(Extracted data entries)

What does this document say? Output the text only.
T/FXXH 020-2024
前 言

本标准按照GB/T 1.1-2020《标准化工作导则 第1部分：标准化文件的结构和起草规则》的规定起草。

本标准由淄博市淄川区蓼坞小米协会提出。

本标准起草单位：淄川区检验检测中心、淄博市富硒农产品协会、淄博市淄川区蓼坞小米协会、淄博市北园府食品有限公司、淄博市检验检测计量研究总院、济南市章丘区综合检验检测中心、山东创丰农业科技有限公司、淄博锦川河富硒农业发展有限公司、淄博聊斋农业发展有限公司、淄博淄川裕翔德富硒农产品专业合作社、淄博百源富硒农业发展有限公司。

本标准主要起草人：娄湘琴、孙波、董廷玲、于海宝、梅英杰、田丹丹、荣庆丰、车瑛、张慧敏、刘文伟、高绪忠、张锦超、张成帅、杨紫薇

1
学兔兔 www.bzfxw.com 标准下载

*TO BE DONE*
Copy out all of the data exactly, leaving nothing out.

*ANSWER TO THIS PROBLEM*
What does this document say? Output the text only.
T/FXXH 020-2024
前 言

本标准按照GB/T 1.1-2020《标准化工作导则 第1部分：标准化文件的结构和起草规则》的规定起草。

本标准由淄博市淄川区蓼坞小米协会提出。

本标准起草单位：淄川区检验检测中心、淄博市富硒农产品协会、淄博市淄川区蓼坞小米协会、淄博市北园府食品有限公司、淄博市检验检测计量研究总院、济南市章丘区综合检验检测中心、山东创丰农业科技有限公司、淄博锦川河富硒农业发展有限公司、淄博聊斋农业发展有限公司、淄博淄川裕翔德富硒农产品专业合作社、淄博百源富硒农业发展有限公司。

本标准主要起草人：娄湘琴、孙波、董廷玲、于海宝、梅英杰、田丹丹、荣庆丰、车瑛、张慧敏、刘文伟、高绪忠、张锦超、张成帅、杨紫薇

1
学兔兔 www.bzfxw.com 标准下载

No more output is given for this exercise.